■ **Record set**

╭──

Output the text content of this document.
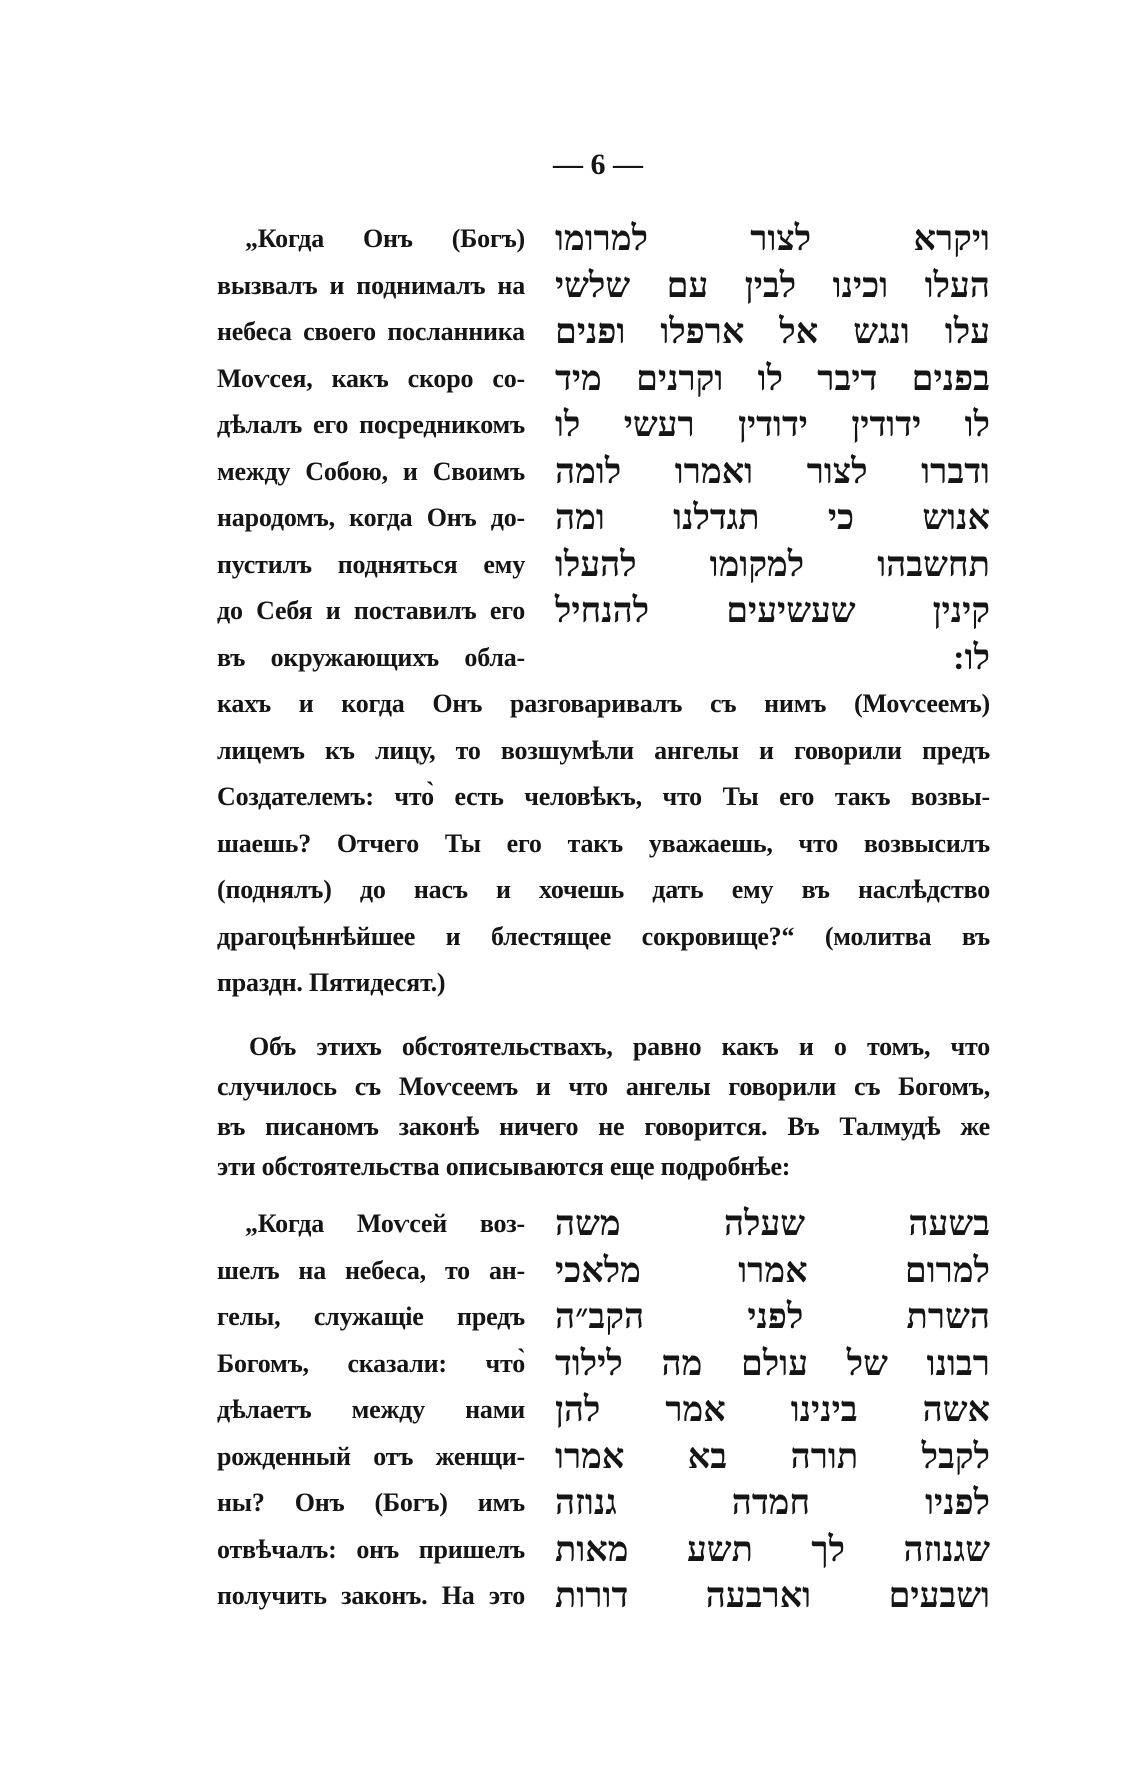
— 6 —
„Когда Онъ (Богъ)
вызвалъ и поднималъ на
небеса своего посланника
Моѵсея, какъ скоро со-
дѣлалъ его посредникомъ
между Собою, и Своимъ
народомъ, когда Онъ до-
пустилъ подняться ему
до Себя и поставилъ его
въ окружающихъ обла-
ויקרא לצור למרומו
העלו וכינו לבין עם שלשי
עלו ונגש אל ארפלו ופנים
בפנים דיבר לו וקרנים מיד
לו ידודין ידודין רעשי לו
ודברו לצור ואמרו לומה
אנוש כי תגדלנו ומה
תחשבהו למקומו להעלו
קינין שעשיעים להנחיל
לו:
кахъ и когда Онъ разговаривалъ съ нимъ (Моѵсеемъ)
лицемъ къ лицу, то возшумѣли ангелы и говорили предъ
Создателемъ: что̀ есть человѣкъ, что Ты его такъ возвы-
шаешь? Отчего Ты его такъ уважаешь, что возвысилъ
(поднялъ) до насъ и хочешь дать ему въ наслѣдство
драгоцѣннѣйшее и блестящее сокровище?“ (молитва въ
праздн. Пятидесят.)
Объ этихъ обстоятельствахъ, равно какъ и о томъ, что
случилось съ Моѵсеемъ и что ангелы говорили съ Богомъ,
въ писаномъ законѣ ничего не говорится. Въ Талмудѣ же
эти обстоятельства описываются еще подробнѣе:
„Когда Моѵсей воз-
шелъ на небеса, то ан-
гелы, служащіе предъ
Богомъ, сказали: что̀
дѣлаетъ между нами
рожденный отъ женщи-
ны? Онъ (Богъ) имъ
отвѣчалъ: онъ пришелъ
получить законъ. На это
בשעה שעלה משה
למרום אמרו מלאכי
השרת לפני הקב״ה
רבונו של עולם מה לילוד
אשה בינינו אמר להן
לקבל תורה בא אמרו
לפניו חמדה גנוזה
שגנוזה לך תשע מאות
ושבעים וארבעה דורות
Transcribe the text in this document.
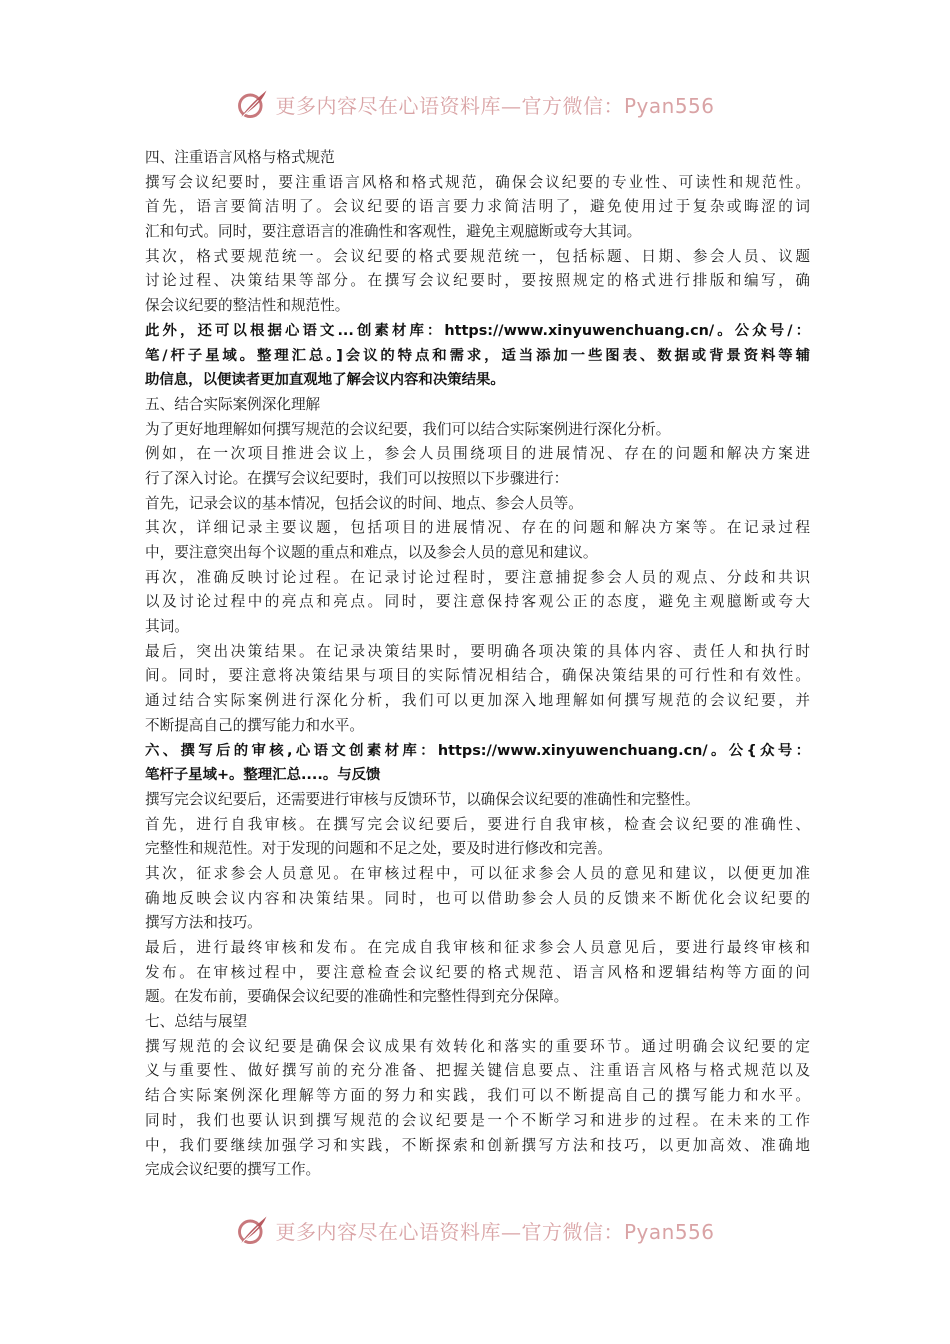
更多内容尽在心语资料库—官方微信：Pyan556
四、注重语言风格与格式规范
撰写会议纪要时，要注重语言风格和格式规范，确保会议纪要的专业性、可读性和规范性。
首先，语言要简洁明了。会议纪要的语言要力求简洁明了，避免使用过于复杂或晦涩的词
汇和句式。同时，要注意语言的准确性和客观性，避免主观臆断或夸大其词。
其次，格式要规范统一。会议纪要的格式要规范统一，包括标题、日期、参会人员、议题
讨论过程、决策结果等部分。在撰写会议纪要时，要按照规定的格式进行排版和编写，确
保会议纪要的整洁性和规范性。
此外，还可以根据心语文...创素材库：https://www.xinyuwenchuang.cn/。公众号/：
笔/杆子星域。整理汇总。]会议的特点和需求，适当添加一些图表、数据或背景资料等辅
助信息，以便读者更加直观地了解会议内容和决策结果。
五、结合实际案例深化理解
为了更好地理解如何撰写规范的会议纪要，我们可以结合实际案例进行深化分析。
例如，在一次项目推进会议上，参会人员围绕项目的进展情况、存在的问题和解决方案进
行了深入讨论。在撰写会议纪要时，我们可以按照以下步骤进行：
首先，记录会议的基本情况，包括会议的时间、地点、参会人员等。
其次，详细记录主要议题，包括项目的进展情况、存在的问题和解决方案等。在记录过程
中，要注意突出每个议题的重点和难点，以及参会人员的意见和建议。
再次，准确反映讨论过程。在记录讨论过程时，要注意捕捉参会人员的观点、分歧和共识
以及讨论过程中的亮点和亮点。同时，要注意保持客观公正的态度，避免主观臆断或夸大
其词。
最后，突出决策结果。在记录决策结果时，要明确各项决策的具体内容、责任人和执行时
间。同时，要注意将决策结果与项目的实际情况相结合，确保决策结果的可行性和有效性。
通过结合实际案例进行深化分析，我们可以更加深入地理解如何撰写规范的会议纪要，并
不断提高自己的撰写能力和水平。
六、撰写后的审核,心语文创素材库：https://www.xinyuwenchuang.cn/。公{众号：
笔杆子星域+。整理汇总....。与反馈
撰写完会议纪要后，还需要进行审核与反馈环节，以确保会议纪要的准确性和完整性。
首先，进行自我审核。在撰写完会议纪要后，要进行自我审核，检查会议纪要的准确性、
完整性和规范性。对于发现的问题和不足之处，要及时进行修改和完善。
其次，征求参会人员意见。在审核过程中，可以征求参会人员的意见和建议，以便更加准
确地反映会议内容和决策结果。同时，也可以借助参会人员的反馈来不断优化会议纪要的
撰写方法和技巧。
最后，进行最终审核和发布。在完成自我审核和征求参会人员意见后，要进行最终审核和
发布。在审核过程中，要注意检查会议纪要的格式规范、语言风格和逻辑结构等方面的问
题。在发布前，要确保会议纪要的准确性和完整性得到充分保障。
七、总结与展望
撰写规范的会议纪要是确保会议成果有效转化和落实的重要环节。通过明确会议纪要的定
义与重要性、做好撰写前的充分准备、把握关键信息要点、注重语言风格与格式规范以及
结合实际案例深化理解等方面的努力和实践，我们可以不断提高自己的撰写能力和水平。
同时，我们也要认识到撰写规范的会议纪要是一个不断学习和进步的过程。在未来的工作
中，我们要继续加强学习和实践，不断探索和创新撰写方法和技巧，以更加高效、准确地
完成会议纪要的撰写工作。
更多内容尽在心语资料库—官方微信：Pyan556
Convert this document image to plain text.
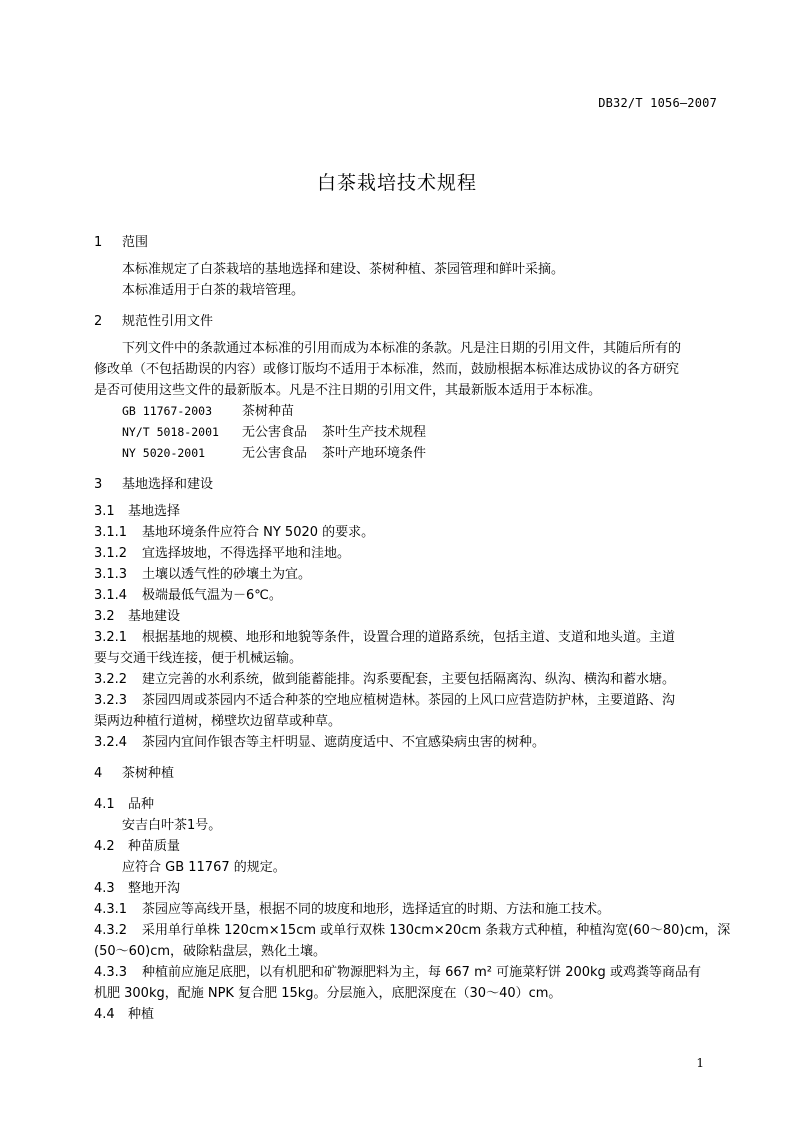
DB32/T 1056—2007
白茶栽培技术规程
1 范围
本标准规定了白茶栽培的基地选择和建设、茶树种植、茶园管理和鲜叶采摘。
本标准适用于白茶的栽培管理。
2 规范性引用文件
下列文件中的条款通过本标准的引用而成为本标准的条款。凡是注日期的引用文件，其随后所有的
修改单（不包括勘误的内容）或修订版均不适用于本标准，然而，鼓励根据本标准达成协议的各方研究
是否可使用这些文件的最新版本。凡是不注日期的引用文件，其最新版本适用于本标准。
GB 11767-2003 茶树种苗
NY/T 5018-2001 无公害食品 茶叶生产技术规程
NY 5020-2001	无公害食品 茶叶产地环境条件
3 基地选择和建设
3.1 基地选择
3.1.1 基地环境条件应符合 NY 5020 的要求。
3.1.2 宜选择坡地，不得选择平地和洼地。
3.1.3 土壤以透气性的砂壤土为宜。
3.1.4 极端最低气温为－6℃。
3.2 基地建设
3.2.1 根据基地的规模、地形和地貌等条件，设置合理的道路系统，包括主道、支道和地头道。主道
要与交通干线连接，便于机械运输。
3.2.2 建立完善的水利系统，做到能蓄能排。沟系要配套，主要包括隔离沟、纵沟、横沟和蓄水塘。
3.2.3 茶园四周或茶园内不适合种茶的空地应植树造林。茶园的上风口应营造防护林，主要道路、沟
渠两边种植行道树，梯壁坎边留草或种草。
3.2.4 茶园内宜间作银杏等主杆明显、遮荫度适中、不宜感染病虫害的树种。
4 茶树种植
4.1 品种
安吉白叶茶1号。
4.2 种苗质量
应符合 GB 11767 的规定。
4.3 整地开沟
4.3.1 茶园应等高线开垦，根据不同的坡度和地形，选择适宜的时期、方法和施工技术。
4.3.2 采用单行单株 120cm×15cm 或单行双株 130cm×20cm 条栽方式种植，种植沟宽(60～80)cm，深
(50～60)cm，破除粘盘层，熟化土壤。
4.3.3 种植前应施足底肥，以有机肥和矿物源肥料为主，每 667 m² 可施菜籽饼 200kg 或鸡粪等商品有
机肥 300kg，配施 NPK 复合肥 15kg。分层施入，底肥深度在（30～40）cm。
4.4 种植
1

╰──

The lines to repeat start at the one holding "Convert this document image to plain text." and run through the last line of the records above; write them out exactly, both ends included, but not the pictures.

Convert this document image to plain text.
DB32/T 1056—2007
白茶栽培技术规程
1 范围
本标准规定了白茶栽培的基地选择和建设、茶树种植、茶园管理和鲜叶采摘。
本标准适用于白茶的栽培管理。
2 规范性引用文件
下列文件中的条款通过本标准的引用而成为本标准的条款。凡是注日期的引用文件，其随后所有的
修改单（不包括勘误的内容）或修订版均不适用于本标准，然而，鼓励根据本标准达成协议的各方研究
是否可使用这些文件的最新版本。凡是不注日期的引用文件，其最新版本适用于本标准。
GB 11767-2003 茶树种苗
NY/T 5018-2001 无公害食品 茶叶生产技术规程
NY 5020-2001	无公害食品 茶叶产地环境条件
3 基地选择和建设
3.1 基地选择
3.1.1 基地环境条件应符合 NY 5020 的要求。
3.1.2 宜选择坡地，不得选择平地和洼地。
3.1.3 土壤以透气性的砂壤土为宜。
3.1.4 极端最低气温为－6℃。
3.2 基地建设
3.2.1 根据基地的规模、地形和地貌等条件，设置合理的道路系统，包括主道、支道和地头道。主道
要与交通干线连接，便于机械运输。
3.2.2 建立完善的水利系统，做到能蓄能排。沟系要配套，主要包括隔离沟、纵沟、横沟和蓄水塘。
3.2.3 茶园四周或茶园内不适合种茶的空地应植树造林。茶园的上风口应营造防护林，主要道路、沟
渠两边种植行道树，梯壁坎边留草或种草。
3.2.4 茶园内宜间作银杏等主杆明显、遮荫度适中、不宜感染病虫害的树种。
4 茶树种植
4.1 品种
安吉白叶茶1号。
4.2 种苗质量
应符合 GB 11767 的规定。
4.3 整地开沟
4.3.1 茶园应等高线开垦，根据不同的坡度和地形，选择适宜的时期、方法和施工技术。
4.3.2 采用单行单株 120cm×15cm 或单行双株 130cm×20cm 条栽方式种植，种植沟宽(60～80)cm，深
(50～60)cm，破除粘盘层，熟化土壤。
4.3.3 种植前应施足底肥，以有机肥和矿物源肥料为主，每 667 m² 可施菜籽饼 200kg 或鸡粪等商品有
机肥 300kg，配施 NPK 复合肥 15kg。分层施入，底肥深度在（30～40）cm。
4.4 种植
1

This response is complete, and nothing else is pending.